Assigned task:
In the thesis summary on stapled peptides, what technique established the helicity of the four model peptide pairs?

==== Exercise text ====

Synthesis of Amino Acids from Chiral NiII Schiff Base Complexes for Novel Stapled Peptides
thesisposted on 14.02.2019, 11:37 by Emad K. M. Zangana
Protein–protein interactions (PPIs) are key elements of several important biological processes. Several types of stapled peptides have been reported to increase the binding affinity and the stability of the peptides in the biological area. Work on a new generation of hydrocarbon staple, that avoids the weaknesses of olefins stapled peptides, has involved asymmetric synthesis of alkyne functionalised amino acids for novel 1,3-diyne bridged peptides will be described by C-alkylation of a series of NiII Schiff base complexes using ligand (S) or (R)-N-(2-benzoylphenyl)-1-(2-fluorobenzyl)-pyrrolidine-2-carboxamide (2-FBPB) from L-proline. This thesis describes, in chapter two, the design, synthesis and characterisation of a series of NiII Schiff base 2-FBPB complexes with glycine, alanine, valine, leucine or phenylalanine: (S,S) 55 and (S,R) 97; (S,S) 101 and (S,R) 102; (S,S) 56 and (S,R) 98 complexes with high yields and with excellent diastereoselectivities. In chapter three, new NiII Schiff base complexes 134-142 have been synthesised by alkylation reactions. The methodology for alkylation has been modified. Decomposition of these complexes has led to novel amino acids in good yields and high diastereoselectivities 137, 143-148. Fmoc protection of these amino acids have been achieved successfully 149-152. In chapter four, the same strategies have been adopted to generate a number of novel fluorinated amino acids via either alkylation or aldol reactions. Amino acids 202-207 have been generated in good yields and high diastereoselectivities (>99 % de). Chapter five describes the design, synthesis and evaluation of stapled peptides. Four model peptide pairs (linear and 1,3-diyne bridged) have been prepared and their helicity established by CD spectroscopy. The greatest helicity was shown for a 1,3-diyne bridge peptide incorporating a C7-alkynyl-alanine amino acid. This was then applied to a new model of the Bim peptide and the helicity of the resulting 1,3-diyne bridged peptide compared to the linear (unbridged) peptide: 67 % for ring closure and 51 % for ring opening. Chapter six outlines the experimental work and characterisation data for the products prepared in this work. Complexes 95-97, 99-101, 134, 136, 137, 140, 141, 190, 192 and 198 have been structurally characterised by single crystal X-ray diffraction.

==== Data records ====

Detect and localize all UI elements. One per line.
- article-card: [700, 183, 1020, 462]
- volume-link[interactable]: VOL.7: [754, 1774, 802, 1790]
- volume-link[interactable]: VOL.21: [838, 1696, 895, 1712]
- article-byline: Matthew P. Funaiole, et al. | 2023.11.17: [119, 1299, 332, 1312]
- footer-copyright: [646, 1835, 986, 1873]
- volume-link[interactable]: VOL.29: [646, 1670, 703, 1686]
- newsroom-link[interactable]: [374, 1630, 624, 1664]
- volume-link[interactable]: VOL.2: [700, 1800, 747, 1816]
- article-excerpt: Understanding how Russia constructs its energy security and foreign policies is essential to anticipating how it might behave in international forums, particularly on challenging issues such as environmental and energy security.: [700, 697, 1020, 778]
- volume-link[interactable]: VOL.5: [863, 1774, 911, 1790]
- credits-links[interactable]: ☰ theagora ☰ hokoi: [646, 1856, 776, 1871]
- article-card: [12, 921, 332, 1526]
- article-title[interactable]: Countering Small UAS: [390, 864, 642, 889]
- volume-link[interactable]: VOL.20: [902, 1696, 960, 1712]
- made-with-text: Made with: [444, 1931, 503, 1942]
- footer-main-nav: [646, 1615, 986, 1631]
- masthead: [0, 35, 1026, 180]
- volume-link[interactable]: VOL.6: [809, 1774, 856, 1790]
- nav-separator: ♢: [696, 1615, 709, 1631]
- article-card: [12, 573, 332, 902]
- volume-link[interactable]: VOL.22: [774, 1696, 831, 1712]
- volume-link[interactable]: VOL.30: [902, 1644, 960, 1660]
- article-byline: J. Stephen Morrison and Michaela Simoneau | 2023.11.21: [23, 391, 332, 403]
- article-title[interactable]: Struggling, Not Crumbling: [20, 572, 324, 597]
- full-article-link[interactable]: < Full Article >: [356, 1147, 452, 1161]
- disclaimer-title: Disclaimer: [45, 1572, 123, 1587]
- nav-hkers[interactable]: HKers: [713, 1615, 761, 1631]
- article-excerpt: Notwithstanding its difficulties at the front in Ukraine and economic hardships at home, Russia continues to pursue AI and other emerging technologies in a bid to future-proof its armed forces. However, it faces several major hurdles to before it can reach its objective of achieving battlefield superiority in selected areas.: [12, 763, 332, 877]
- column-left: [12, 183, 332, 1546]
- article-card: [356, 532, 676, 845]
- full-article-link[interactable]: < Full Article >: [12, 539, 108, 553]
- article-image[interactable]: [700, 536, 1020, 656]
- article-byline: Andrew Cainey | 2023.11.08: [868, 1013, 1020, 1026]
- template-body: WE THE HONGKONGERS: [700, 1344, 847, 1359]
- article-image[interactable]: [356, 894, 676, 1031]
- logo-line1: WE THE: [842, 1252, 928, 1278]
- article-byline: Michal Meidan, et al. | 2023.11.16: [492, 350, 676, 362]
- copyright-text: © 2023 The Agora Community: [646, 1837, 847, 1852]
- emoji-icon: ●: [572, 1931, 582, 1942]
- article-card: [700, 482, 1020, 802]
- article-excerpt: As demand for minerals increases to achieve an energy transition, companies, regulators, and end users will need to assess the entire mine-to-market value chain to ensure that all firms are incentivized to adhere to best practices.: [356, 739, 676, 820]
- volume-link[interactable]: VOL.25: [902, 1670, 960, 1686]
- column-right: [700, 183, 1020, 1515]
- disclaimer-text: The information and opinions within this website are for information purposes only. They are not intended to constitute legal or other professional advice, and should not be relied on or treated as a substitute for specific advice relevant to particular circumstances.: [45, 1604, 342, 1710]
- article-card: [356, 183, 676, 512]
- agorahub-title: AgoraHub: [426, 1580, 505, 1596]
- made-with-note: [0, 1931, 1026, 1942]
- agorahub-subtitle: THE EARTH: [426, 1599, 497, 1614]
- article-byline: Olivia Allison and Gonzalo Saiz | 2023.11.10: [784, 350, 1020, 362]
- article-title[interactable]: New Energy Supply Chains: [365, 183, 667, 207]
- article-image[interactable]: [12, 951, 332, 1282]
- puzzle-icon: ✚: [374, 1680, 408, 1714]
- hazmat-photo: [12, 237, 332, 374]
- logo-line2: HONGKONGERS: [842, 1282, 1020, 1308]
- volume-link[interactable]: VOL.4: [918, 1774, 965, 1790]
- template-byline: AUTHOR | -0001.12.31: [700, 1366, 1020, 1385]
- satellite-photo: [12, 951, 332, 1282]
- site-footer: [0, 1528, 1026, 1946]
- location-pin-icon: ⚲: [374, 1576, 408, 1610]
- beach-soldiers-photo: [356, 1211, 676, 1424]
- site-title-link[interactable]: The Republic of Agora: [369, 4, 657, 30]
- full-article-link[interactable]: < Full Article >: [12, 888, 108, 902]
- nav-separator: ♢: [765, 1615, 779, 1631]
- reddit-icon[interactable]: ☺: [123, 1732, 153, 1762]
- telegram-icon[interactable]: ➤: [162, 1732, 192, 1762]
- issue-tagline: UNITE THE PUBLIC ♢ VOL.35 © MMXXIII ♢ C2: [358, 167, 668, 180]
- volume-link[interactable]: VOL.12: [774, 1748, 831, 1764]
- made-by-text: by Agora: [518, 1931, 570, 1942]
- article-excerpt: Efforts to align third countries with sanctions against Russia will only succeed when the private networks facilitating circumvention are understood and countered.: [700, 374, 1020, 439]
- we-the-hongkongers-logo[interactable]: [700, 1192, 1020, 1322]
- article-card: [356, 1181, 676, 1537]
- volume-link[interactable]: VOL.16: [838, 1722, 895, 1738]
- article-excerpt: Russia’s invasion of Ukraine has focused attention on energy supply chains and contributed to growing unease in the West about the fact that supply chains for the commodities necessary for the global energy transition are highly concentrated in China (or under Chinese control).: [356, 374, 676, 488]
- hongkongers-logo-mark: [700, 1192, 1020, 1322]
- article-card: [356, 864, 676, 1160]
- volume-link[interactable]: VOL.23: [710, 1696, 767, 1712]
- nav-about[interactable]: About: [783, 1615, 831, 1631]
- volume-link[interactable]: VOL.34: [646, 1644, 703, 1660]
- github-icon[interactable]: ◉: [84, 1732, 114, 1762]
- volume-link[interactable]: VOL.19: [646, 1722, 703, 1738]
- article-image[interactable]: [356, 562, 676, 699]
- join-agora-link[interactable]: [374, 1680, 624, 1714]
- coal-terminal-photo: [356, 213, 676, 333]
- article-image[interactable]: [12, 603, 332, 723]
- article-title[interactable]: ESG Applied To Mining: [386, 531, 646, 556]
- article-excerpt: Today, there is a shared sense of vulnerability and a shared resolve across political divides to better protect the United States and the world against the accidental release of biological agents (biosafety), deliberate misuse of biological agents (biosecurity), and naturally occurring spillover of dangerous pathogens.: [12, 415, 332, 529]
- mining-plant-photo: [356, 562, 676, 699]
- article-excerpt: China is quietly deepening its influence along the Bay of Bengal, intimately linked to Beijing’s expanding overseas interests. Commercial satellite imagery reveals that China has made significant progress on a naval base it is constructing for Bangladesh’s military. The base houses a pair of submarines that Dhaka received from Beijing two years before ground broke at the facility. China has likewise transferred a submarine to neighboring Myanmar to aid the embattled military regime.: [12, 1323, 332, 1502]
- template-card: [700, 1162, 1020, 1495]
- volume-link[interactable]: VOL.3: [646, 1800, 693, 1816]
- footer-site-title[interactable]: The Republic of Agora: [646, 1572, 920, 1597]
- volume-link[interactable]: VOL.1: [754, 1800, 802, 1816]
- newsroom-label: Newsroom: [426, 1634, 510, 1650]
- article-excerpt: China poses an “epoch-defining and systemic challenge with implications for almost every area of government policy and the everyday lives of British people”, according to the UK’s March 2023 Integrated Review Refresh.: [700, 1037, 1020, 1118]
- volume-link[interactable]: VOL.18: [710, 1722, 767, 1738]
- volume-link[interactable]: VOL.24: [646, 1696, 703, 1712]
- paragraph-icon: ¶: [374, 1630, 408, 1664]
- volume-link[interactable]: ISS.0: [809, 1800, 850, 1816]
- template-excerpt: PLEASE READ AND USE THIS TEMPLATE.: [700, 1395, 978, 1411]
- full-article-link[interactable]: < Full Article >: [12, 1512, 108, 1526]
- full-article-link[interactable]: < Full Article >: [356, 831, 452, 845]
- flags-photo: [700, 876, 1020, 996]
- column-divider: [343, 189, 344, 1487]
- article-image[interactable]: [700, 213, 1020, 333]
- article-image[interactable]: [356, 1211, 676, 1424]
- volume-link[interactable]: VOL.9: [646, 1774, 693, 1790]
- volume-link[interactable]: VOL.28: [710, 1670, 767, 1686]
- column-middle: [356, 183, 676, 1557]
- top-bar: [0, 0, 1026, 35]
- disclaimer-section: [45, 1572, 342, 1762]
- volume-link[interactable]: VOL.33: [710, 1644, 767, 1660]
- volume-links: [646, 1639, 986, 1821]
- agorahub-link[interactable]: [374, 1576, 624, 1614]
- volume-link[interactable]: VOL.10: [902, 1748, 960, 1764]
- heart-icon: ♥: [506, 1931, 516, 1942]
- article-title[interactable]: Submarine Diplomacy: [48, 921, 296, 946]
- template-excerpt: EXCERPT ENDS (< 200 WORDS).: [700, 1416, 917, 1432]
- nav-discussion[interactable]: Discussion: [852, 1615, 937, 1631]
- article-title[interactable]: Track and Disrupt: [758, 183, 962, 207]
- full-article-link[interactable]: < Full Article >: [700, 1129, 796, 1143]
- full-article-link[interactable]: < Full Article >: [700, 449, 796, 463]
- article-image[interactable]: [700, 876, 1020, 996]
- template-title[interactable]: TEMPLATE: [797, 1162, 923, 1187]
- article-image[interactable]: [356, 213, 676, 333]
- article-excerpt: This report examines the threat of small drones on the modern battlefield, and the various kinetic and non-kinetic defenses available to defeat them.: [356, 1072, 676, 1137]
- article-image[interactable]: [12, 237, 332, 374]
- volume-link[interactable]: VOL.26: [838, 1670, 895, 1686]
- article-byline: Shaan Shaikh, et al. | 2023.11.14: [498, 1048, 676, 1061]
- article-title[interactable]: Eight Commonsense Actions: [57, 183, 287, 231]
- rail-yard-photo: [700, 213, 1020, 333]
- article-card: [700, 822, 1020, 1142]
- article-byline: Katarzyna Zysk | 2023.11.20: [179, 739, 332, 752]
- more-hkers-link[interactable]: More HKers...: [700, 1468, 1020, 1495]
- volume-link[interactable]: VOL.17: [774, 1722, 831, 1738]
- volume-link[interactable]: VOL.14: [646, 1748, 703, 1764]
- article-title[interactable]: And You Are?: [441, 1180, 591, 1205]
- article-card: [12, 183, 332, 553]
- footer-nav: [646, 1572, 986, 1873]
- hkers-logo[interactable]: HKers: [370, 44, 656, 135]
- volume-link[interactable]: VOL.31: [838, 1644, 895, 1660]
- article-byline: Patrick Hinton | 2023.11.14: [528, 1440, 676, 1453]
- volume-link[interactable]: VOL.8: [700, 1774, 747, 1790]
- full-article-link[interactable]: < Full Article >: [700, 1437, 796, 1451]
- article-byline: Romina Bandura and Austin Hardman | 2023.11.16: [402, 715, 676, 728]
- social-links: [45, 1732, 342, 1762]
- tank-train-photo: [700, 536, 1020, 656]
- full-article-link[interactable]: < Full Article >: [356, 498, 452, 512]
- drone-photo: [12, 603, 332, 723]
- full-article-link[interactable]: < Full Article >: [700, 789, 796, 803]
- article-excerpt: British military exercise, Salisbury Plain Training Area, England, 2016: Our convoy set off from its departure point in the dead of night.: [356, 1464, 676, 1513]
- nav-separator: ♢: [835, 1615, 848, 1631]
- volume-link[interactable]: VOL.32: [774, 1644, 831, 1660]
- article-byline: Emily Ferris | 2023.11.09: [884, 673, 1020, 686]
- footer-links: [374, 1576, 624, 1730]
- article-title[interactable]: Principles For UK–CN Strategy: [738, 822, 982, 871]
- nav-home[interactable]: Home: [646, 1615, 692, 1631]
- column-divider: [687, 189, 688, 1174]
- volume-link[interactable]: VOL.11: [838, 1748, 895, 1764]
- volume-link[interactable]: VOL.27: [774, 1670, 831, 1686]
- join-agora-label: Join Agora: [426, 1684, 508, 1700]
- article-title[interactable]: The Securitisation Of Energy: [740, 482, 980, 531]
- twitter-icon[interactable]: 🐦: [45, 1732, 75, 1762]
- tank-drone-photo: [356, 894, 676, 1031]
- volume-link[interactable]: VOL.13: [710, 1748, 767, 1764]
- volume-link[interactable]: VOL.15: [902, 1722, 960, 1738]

====

Answer box:
CD spectroscopy